**EXERCISE REQUIREMENTS:**
Convert every line of the listing below into a Markdown table with two columns, n for the row number and Line for the line, omitting blank lines.

**MATERIAL FOR THE TASK:**
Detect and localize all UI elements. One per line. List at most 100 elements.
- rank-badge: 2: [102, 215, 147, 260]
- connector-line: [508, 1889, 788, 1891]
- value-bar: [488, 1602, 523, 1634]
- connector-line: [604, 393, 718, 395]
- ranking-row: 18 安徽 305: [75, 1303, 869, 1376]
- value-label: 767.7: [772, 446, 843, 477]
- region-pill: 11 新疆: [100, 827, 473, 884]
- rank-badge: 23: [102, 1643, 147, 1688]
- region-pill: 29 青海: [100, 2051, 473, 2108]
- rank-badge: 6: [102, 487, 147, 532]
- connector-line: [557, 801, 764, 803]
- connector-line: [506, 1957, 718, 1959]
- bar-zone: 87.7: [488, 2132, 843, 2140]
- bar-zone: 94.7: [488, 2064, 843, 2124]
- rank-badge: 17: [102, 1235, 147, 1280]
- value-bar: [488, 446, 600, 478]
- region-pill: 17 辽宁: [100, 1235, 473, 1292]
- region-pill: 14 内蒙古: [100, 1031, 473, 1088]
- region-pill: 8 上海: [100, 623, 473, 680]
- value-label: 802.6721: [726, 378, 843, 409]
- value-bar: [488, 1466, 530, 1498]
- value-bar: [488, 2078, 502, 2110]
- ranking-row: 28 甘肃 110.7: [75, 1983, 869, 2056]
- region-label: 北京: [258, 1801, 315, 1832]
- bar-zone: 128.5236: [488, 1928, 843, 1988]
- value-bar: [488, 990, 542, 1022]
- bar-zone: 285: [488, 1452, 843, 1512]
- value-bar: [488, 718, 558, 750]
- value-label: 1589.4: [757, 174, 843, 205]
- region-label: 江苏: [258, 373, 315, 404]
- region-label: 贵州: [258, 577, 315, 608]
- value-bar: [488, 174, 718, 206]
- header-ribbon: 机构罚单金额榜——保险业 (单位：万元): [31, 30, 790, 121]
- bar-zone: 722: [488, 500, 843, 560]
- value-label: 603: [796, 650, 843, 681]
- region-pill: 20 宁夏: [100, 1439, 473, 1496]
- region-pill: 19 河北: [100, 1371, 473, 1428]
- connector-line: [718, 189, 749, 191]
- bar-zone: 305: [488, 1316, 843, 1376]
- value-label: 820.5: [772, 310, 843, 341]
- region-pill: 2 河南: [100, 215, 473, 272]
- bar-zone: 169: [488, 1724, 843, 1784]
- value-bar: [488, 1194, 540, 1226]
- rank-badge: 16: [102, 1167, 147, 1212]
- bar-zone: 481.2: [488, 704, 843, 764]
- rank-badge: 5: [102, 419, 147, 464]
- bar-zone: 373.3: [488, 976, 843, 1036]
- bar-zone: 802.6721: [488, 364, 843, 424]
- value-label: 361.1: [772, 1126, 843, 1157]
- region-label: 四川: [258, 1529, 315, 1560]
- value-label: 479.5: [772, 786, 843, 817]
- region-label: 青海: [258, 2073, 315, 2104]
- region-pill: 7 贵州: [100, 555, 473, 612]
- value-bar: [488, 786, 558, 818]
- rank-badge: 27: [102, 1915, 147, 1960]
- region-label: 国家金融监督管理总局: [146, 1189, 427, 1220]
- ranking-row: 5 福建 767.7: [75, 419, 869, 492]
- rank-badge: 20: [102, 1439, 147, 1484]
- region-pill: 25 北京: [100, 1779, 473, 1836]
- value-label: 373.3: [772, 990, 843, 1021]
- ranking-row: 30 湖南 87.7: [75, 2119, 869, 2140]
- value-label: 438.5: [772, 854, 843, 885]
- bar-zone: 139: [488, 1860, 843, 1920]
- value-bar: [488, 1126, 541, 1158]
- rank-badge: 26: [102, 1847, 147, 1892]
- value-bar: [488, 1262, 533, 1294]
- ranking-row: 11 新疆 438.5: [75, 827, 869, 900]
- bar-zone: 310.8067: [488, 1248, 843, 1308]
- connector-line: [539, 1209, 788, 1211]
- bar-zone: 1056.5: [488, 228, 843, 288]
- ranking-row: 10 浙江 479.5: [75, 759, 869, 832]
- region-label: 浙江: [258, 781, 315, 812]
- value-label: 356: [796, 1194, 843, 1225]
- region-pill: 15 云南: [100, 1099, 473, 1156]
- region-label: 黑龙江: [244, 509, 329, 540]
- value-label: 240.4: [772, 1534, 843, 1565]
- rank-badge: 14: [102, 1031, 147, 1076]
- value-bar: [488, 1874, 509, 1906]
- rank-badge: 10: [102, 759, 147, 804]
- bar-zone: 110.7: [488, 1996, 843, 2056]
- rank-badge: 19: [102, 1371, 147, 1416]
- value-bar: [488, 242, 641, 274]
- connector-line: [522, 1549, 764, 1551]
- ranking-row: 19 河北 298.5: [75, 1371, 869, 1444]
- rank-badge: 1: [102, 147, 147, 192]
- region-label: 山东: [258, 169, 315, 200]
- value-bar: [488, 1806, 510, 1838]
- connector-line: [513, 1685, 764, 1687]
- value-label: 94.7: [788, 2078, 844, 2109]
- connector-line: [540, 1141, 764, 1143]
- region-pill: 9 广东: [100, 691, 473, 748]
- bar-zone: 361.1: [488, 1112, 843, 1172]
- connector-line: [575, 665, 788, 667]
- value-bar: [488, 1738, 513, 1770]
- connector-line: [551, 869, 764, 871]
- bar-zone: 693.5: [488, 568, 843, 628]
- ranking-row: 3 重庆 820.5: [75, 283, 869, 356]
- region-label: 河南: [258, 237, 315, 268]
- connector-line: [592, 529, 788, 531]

**WORKED ANSWER:**
| n | Line |
|---|---|
| 1 | Detect and localize all UI elements. One per line. List at most 100 elements. |
| 2 | - rank-badge: 2: [102, 215, 147, 260] |
| 3 | - connector-line: [508, 1889, 788, 1891] |
| 4 | - value-bar: [488, 1602, 523, 1634] |
| 5 | - connector-line: [604, 393, 718, 395] |
| 6 | - ranking-row: 18 安徽 305: [75, 1303, 869, 1376] |
| 7 | - value-label: 767.7: [772, 446, 843, 477] |
| 8 | - region-pill: 11 新疆: [100, 827, 473, 884] |
| 9 | - rank-badge: 23: [102, 1643, 147, 1688] |
| 10 | - region-pill: 29 青海: [100, 2051, 473, 2108] |
| 11 | - rank-badge: 6: [102, 487, 147, 532] |
| 12 | - connector-line: [557, 801, 764, 803] |
| 13 | - connector-line: [506, 1957, 718, 1959] |
| 14 | - bar-zone: 87.7: [488, 2132, 843, 2140] |
| 15 | - bar-zone: 94.7: [488, 2064, 843, 2124] |
| 16 | - rank-badge: 17: [102, 1235, 147, 1280] |
| 17 | - value-bar: [488, 446, 600, 478] |
| 18 | - region-pill: 17 辽宁: [100, 1235, 473, 1292] |
| 19 | - region-pill: 14 内蒙古: [100, 1031, 473, 1088] |
| 20 | - region-pill: 8 上海: [100, 623, 473, 680] |
| 21 | - value-label: 802.6721: [726, 378, 843, 409] |
| 22 | - value-bar: [488, 1466, 530, 1498] |
| 23 | - value-bar: [488, 2078, 502, 2110] |
| 24 | - ranking-row: 28 甘肃 110.7: [75, 1983, 869, 2056] |
| 25 | - region-label: 北京: [258, 1801, 315, 1832] |
| 26 | - bar-zone: 128.5236: [488, 1928, 843, 1988] |
| 27 | - value-bar: [488, 990, 542, 1022] |
| 28 | - bar-zone: 285: [488, 1452, 843, 1512] |
| 29 | - value-bar: [488, 718, 558, 750] |
| 30 | - value-label: 1589.4: [757, 174, 843, 205] |
| 31 | - region-label: 江苏: [258, 373, 315, 404] |
| 32 | - region-label: 贵州: [258, 577, 315, 608] |
| 33 | - value-bar: [488, 174, 718, 206] |
| 34 | - header-ribbon: 机构罚单金额榜——保险业 (单位：万元): [31, 30, 790, 121] |
| 35 | - bar-zone: 722: [488, 500, 843, 560] |
| 36 | - value-label: 603: [796, 650, 843, 681] |
| 37 | - region-pill: 20 宁夏: [100, 1439, 473, 1496] |
| 38 | - region-pill: 19 河北: [100, 1371, 473, 1428] |
| 39 | - connector-line: [718, 189, 749, 191] |
| 40 | - bar-zone: 305: [488, 1316, 843, 1376] |
| 41 | - value-label: 820.5: [772, 310, 843, 341] |
| 42 | - region-pill: 2 河南: [100, 215, 473, 272] |
| 43 | - bar-zone: 169: [488, 1724, 843, 1784] |
| 44 | - value-bar: [488, 1194, 540, 1226] |
| 45 | - rank-badge: 16: [102, 1167, 147, 1212] |
| 46 | - bar-zone: 481.2: [488, 704, 843, 764] |
| 47 | - rank-badge: 5: [102, 419, 147, 464] |
| 48 | - bar-zone: 373.3: [488, 976, 843, 1036] |
| 49 | - bar-zone: 802.6721: [488, 364, 843, 424] |
| 50 | - value-label: 361.1: [772, 1126, 843, 1157] |
| 51 | - region-label: 四川: [258, 1529, 315, 1560] |
| 52 | - value-label: 479.5: [772, 786, 843, 817] |
| 53 | - region-label: 青海: [258, 2073, 315, 2104] |
| 54 | - region-pill: 7 贵州: [100, 555, 473, 612] |
| 55 | - value-bar: [488, 786, 558, 818] |
| 56 | - rank-badge: 27: [102, 1915, 147, 1960] |
| 57 | - region-label: 国家金融监督管理总局: [146, 1189, 427, 1220] |
| 58 | - ranking-row: 5 福建 767.7: [75, 419, 869, 492] |
| 59 | - rank-badge: 20: [102, 1439, 147, 1484] |
| 60 | - region-pill: 25 北京: [100, 1779, 473, 1836] |
| 61 | - value-label: 373.3: [772, 990, 843, 1021] |
| 62 | - ranking-row: 30 湖南 87.7: [75, 2119, 869, 2140] |
| 63 | - value-label: 438.5: [772, 854, 843, 885] |
| 64 | - bar-zone: 139: [488, 1860, 843, 1920] |
| 65 | - value-bar: [488, 1126, 541, 1158] |
| 66 | - rank-badge: 26: [102, 1847, 147, 1892] |
| 67 | - value-bar: [488, 1262, 533, 1294] |
| 68 | - ranking-row: 11 新疆 438.5: [75, 827, 869, 900] |
| 69 | - bar-zone: 310.8067: [488, 1248, 843, 1308] |
| 70 | - connector-line: [539, 1209, 788, 1211] |
| 71 | - bar-zone: 1056.5: [488, 228, 843, 288] |
| 72 | - ranking-row: 10 浙江 479.5: [75, 759, 869, 832] |
| 73 | - region-label: 浙江: [258, 781, 315, 812] |
| 74 | - value-label: 356: [796, 1194, 843, 1225] |
| 75 | - region-pill: 15 云南: [100, 1099, 473, 1156] |
| 76 | - region-label: 黑龙江: [244, 509, 329, 540] |
| 77 | - value-label: 240.4: [772, 1534, 843, 1565] |
| 78 | - rank-badge: 14: [102, 1031, 147, 1076] |
| 79 | - value-bar: [488, 1874, 509, 1906] |
| 80 | - rank-badge: 10: [102, 759, 147, 804] |
| 81 | - bar-zone: 110.7: [488, 1996, 843, 2056] |
| 82 | - rank-badge: 19: [102, 1371, 147, 1416] |
| 83 | - value-bar: [488, 242, 641, 274] |
| 84 | - connector-line: [522, 1549, 764, 1551] |
| 85 | - ranking-row: 19 河北 298.5: [75, 1371, 869, 1444] |
| 86 | - rank-badge: 1: [102, 147, 147, 192] |
| 87 | - region-label: 山东: [258, 169, 315, 200] |
| 88 | - value-bar: [488, 1806, 510, 1838] |
| 89 | - connector-line: [513, 1685, 764, 1687] |
| 90 | - value-label: 94.7: [788, 2078, 844, 2109] |
| 91 | - connector-line: [540, 1141, 764, 1143] |
| 92 | - region-pill: 9 广东: [100, 691, 473, 748] |
| 93 | - bar-zone: 361.1: [488, 1112, 843, 1172] |
| 94 | - connector-line: [575, 665, 788, 667] |
| 95 | - value-bar: [488, 1738, 513, 1770] |
| 96 | - connector-line: [551, 869, 764, 871] |
| 97 | - bar-zone: 693.5: [488, 568, 843, 628] |
| 98 | - ranking-row: 3 重庆 820.5: [75, 283, 869, 356] |
| 99 | - region-label: 河南: [258, 237, 315, 268] |
| 100 | - connector-line: [592, 529, 788, 531] |